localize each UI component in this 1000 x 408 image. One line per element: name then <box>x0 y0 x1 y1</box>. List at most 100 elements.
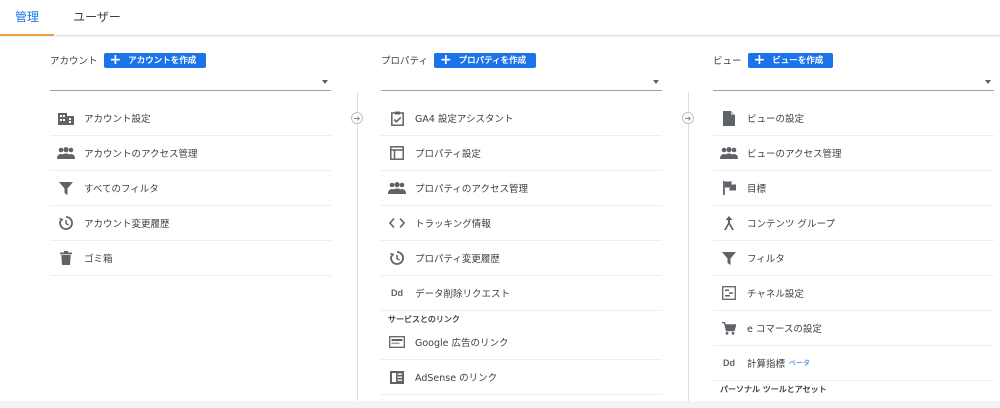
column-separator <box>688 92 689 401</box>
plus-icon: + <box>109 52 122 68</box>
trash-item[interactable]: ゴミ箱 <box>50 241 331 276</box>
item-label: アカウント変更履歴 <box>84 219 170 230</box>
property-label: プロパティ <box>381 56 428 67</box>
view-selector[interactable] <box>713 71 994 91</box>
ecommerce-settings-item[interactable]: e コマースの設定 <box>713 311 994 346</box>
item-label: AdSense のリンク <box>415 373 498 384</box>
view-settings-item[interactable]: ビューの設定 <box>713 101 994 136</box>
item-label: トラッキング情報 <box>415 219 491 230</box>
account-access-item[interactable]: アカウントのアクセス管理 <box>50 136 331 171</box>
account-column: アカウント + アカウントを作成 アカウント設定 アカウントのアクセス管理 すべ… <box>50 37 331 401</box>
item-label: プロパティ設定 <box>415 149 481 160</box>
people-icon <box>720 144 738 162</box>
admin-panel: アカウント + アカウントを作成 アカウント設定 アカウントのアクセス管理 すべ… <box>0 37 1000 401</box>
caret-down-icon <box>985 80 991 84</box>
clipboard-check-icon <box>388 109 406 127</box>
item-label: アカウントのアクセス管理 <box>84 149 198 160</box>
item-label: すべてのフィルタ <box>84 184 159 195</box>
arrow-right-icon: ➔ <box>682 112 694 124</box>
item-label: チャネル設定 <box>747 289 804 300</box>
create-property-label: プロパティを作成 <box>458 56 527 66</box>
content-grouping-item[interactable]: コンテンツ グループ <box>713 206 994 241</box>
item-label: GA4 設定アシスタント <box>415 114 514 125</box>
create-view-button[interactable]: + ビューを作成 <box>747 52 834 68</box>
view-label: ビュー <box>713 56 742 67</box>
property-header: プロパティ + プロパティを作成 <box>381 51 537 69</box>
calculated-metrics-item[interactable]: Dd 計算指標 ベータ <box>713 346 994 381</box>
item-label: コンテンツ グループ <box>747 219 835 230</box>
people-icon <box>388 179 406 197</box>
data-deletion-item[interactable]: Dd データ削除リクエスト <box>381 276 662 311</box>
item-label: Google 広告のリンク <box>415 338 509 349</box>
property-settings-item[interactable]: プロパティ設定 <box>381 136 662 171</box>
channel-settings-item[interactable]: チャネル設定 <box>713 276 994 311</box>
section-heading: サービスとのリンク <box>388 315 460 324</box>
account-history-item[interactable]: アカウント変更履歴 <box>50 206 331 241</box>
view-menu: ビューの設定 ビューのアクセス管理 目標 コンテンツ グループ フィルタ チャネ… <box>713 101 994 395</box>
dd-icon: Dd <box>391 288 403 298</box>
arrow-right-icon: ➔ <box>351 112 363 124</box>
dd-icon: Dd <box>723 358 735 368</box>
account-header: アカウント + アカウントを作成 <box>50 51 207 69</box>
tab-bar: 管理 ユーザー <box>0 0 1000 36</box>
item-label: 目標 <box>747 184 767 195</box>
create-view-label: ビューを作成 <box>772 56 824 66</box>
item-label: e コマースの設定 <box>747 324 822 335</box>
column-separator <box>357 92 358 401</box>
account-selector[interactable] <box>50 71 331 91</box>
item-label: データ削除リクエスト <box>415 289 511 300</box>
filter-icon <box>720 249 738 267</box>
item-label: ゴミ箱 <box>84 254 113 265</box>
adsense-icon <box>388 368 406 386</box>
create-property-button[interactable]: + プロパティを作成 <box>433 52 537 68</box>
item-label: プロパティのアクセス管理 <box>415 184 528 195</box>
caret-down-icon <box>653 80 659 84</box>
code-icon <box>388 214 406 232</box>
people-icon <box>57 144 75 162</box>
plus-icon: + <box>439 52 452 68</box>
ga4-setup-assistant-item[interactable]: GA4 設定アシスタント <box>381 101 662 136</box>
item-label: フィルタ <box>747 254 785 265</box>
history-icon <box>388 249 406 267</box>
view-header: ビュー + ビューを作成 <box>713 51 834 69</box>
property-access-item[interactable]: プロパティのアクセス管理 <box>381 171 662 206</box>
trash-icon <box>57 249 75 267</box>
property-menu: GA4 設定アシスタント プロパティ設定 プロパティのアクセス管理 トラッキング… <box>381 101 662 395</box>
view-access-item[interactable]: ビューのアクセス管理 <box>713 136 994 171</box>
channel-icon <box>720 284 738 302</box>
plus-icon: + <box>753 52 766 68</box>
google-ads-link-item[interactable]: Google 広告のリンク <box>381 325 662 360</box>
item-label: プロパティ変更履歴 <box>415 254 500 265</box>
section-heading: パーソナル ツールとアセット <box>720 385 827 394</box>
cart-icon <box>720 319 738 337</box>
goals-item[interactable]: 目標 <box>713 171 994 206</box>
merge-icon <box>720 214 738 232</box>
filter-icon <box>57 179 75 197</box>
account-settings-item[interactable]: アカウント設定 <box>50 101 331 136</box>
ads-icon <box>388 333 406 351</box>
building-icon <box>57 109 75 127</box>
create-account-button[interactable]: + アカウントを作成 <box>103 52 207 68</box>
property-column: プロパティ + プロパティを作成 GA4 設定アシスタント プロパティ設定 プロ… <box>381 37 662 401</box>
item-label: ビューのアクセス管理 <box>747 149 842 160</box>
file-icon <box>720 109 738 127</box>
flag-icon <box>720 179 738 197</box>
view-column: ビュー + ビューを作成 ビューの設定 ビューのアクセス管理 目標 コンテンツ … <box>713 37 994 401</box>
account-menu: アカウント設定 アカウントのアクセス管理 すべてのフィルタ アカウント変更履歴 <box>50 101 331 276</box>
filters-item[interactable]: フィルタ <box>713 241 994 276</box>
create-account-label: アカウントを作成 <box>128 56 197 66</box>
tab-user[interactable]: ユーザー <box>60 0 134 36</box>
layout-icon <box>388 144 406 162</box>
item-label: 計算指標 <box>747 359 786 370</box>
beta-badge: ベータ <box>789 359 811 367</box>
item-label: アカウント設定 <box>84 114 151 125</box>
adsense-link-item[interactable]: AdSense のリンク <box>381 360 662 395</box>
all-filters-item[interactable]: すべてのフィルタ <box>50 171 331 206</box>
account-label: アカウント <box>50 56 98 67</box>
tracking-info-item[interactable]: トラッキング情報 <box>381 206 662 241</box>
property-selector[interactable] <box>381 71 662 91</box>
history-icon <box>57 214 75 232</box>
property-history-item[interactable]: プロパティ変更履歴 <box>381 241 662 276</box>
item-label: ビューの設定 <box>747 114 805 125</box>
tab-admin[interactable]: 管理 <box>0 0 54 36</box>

● ● ● ● ● ● ●

> _Exercise goal_
Edit the items above by replacing "item-label" with "menu-label" throughout and leaving everything else unchanged, then give them again without the pictures.

> _Written reply_
localize each UI component in this 1000 x 408 image. One line per element: name then <box>x0 y0 x1 y1</box>. List at most 100 elements.
column-separator <box>688 92 689 401</box>
plus-icon: + <box>109 52 122 68</box>
trash-item[interactable]: ゴミ箱 <box>50 241 331 276</box>
menu-label: アカウント変更履歴 <box>84 219 170 230</box>
property-label: プロパティ <box>381 56 428 67</box>
view-selector[interactable] <box>713 71 994 91</box>
ecommerce-settings-item[interactable]: e コマースの設定 <box>713 311 994 346</box>
menu-label: AdSense のリンク <box>415 373 498 384</box>
view-settings-item[interactable]: ビューの設定 <box>713 101 994 136</box>
menu-label: トラッキング情報 <box>415 219 491 230</box>
account-access-item[interactable]: アカウントのアクセス管理 <box>50 136 331 171</box>
account-column: アカウント + アカウントを作成 アカウント設定 アカウントのアクセス管理 すべ… <box>50 37 331 401</box>
menu-label: プロパティ設定 <box>415 149 481 160</box>
people-icon <box>720 144 738 162</box>
admin-panel: アカウント + アカウントを作成 アカウント設定 アカウントのアクセス管理 すべ… <box>0 37 1000 401</box>
caret-down-icon <box>985 80 991 84</box>
clipboard-check-icon <box>388 109 406 127</box>
menu-label: アカウントのアクセス管理 <box>84 149 198 160</box>
menu-label: すべてのフィルタ <box>84 184 159 195</box>
arrow-right-icon: ➔ <box>682 112 694 124</box>
menu-label: チャネル設定 <box>747 289 804 300</box>
create-property-label: プロパティを作成 <box>458 56 527 66</box>
content-grouping-item[interactable]: コンテンツ グループ <box>713 206 994 241</box>
menu-label: GA4 設定アシスタント <box>415 114 514 125</box>
create-view-button[interactable]: + ビューを作成 <box>747 52 834 68</box>
view-label: ビュー <box>713 56 742 67</box>
property-header: プロパティ + プロパティを作成 <box>381 51 537 69</box>
calculated-metrics-item[interactable]: Dd 計算指標 ベータ <box>713 346 994 381</box>
menu-label: コンテンツ グループ <box>747 219 835 230</box>
people-icon <box>388 179 406 197</box>
data-deletion-item[interactable]: Dd データ削除リクエスト <box>381 276 662 311</box>
menu-label: Google 広告のリンク <box>415 338 509 349</box>
property-settings-item[interactable]: プロパティ設定 <box>381 136 662 171</box>
channel-settings-item[interactable]: チャネル設定 <box>713 276 994 311</box>
section-heading: サービスとのリンク <box>388 315 460 324</box>
account-history-item[interactable]: アカウント変更履歴 <box>50 206 331 241</box>
view-menu: ビューの設定 ビューのアクセス管理 目標 コンテンツ グループ フィルタ チャネ… <box>713 101 994 395</box>
dd-icon: Dd <box>391 288 403 298</box>
arrow-right-icon: ➔ <box>351 112 363 124</box>
dd-icon: Dd <box>723 358 735 368</box>
account-header: アカウント + アカウントを作成 <box>50 51 207 69</box>
tab-bar: 管理 ユーザー <box>0 0 1000 36</box>
menu-label: 目標 <box>747 184 767 195</box>
create-view-label: ビューを作成 <box>772 56 824 66</box>
menu-label: e コマースの設定 <box>747 324 822 335</box>
column-separator <box>357 92 358 401</box>
account-selector[interactable] <box>50 71 331 91</box>
menu-label: データ削除リクエスト <box>415 289 511 300</box>
filter-icon <box>720 249 738 267</box>
menu-label: ゴミ箱 <box>84 254 113 265</box>
adsense-icon <box>388 368 406 386</box>
create-property-button[interactable]: + プロパティを作成 <box>433 52 537 68</box>
menu-label: プロパティのアクセス管理 <box>415 184 528 195</box>
caret-down-icon <box>653 80 659 84</box>
code-icon <box>388 214 406 232</box>
people-icon <box>57 144 75 162</box>
plus-icon: + <box>439 52 452 68</box>
ga4-setup-assistant-item[interactable]: GA4 設定アシスタント <box>381 101 662 136</box>
menu-label: フィルタ <box>747 254 785 265</box>
history-icon <box>388 249 406 267</box>
view-header: ビュー + ビューを作成 <box>713 51 834 69</box>
property-access-item[interactable]: プロパティのアクセス管理 <box>381 171 662 206</box>
trash-icon <box>57 249 75 267</box>
property-menu: GA4 設定アシスタント プロパティ設定 プロパティのアクセス管理 トラッキング… <box>381 101 662 395</box>
view-access-item[interactable]: ビューのアクセス管理 <box>713 136 994 171</box>
channel-icon <box>720 284 738 302</box>
plus-icon: + <box>753 52 766 68</box>
google-ads-link-item[interactable]: Google 広告のリンク <box>381 325 662 360</box>
menu-label: プロパティ変更履歴 <box>415 254 500 265</box>
section-heading: パーソナル ツールとアセット <box>720 385 827 394</box>
cart-icon <box>720 319 738 337</box>
goals-item[interactable]: 目標 <box>713 171 994 206</box>
merge-icon <box>720 214 738 232</box>
filter-icon <box>57 179 75 197</box>
account-settings-item[interactable]: アカウント設定 <box>50 101 331 136</box>
ads-icon <box>388 333 406 351</box>
building-icon <box>57 109 75 127</box>
create-account-button[interactable]: + アカウントを作成 <box>103 52 207 68</box>
property-column: プロパティ + プロパティを作成 GA4 設定アシスタント プロパティ設定 プロ… <box>381 37 662 401</box>
menu-label: ビューのアクセス管理 <box>747 149 842 160</box>
file-icon <box>720 109 738 127</box>
flag-icon <box>720 179 738 197</box>
view-column: ビュー + ビューを作成 ビューの設定 ビューのアクセス管理 目標 コンテンツ … <box>713 37 994 401</box>
account-menu: アカウント設定 アカウントのアクセス管理 すべてのフィルタ アカウント変更履歴 <box>50 101 331 276</box>
filters-item[interactable]: フィルタ <box>713 241 994 276</box>
create-account-label: アカウントを作成 <box>128 56 197 66</box>
tab-user[interactable]: ユーザー <box>60 0 134 36</box>
layout-icon <box>388 144 406 162</box>
menu-label: 計算指標 <box>747 359 786 370</box>
beta-badge: ベータ <box>789 359 811 367</box>
menu-label: アカウント設定 <box>84 114 151 125</box>
adsense-link-item[interactable]: AdSense のリンク <box>381 360 662 395</box>
all-filters-item[interactable]: すべてのフィルタ <box>50 171 331 206</box>
account-label: アカウント <box>50 56 98 67</box>
tracking-info-item[interactable]: トラッキング情報 <box>381 206 662 241</box>
property-selector[interactable] <box>381 71 662 91</box>
history-icon <box>57 214 75 232</box>
property-history-item[interactable]: プロパティ変更履歴 <box>381 241 662 276</box>
menu-label: ビューの設定 <box>747 114 805 125</box>
tab-admin[interactable]: 管理 <box>0 0 54 36</box>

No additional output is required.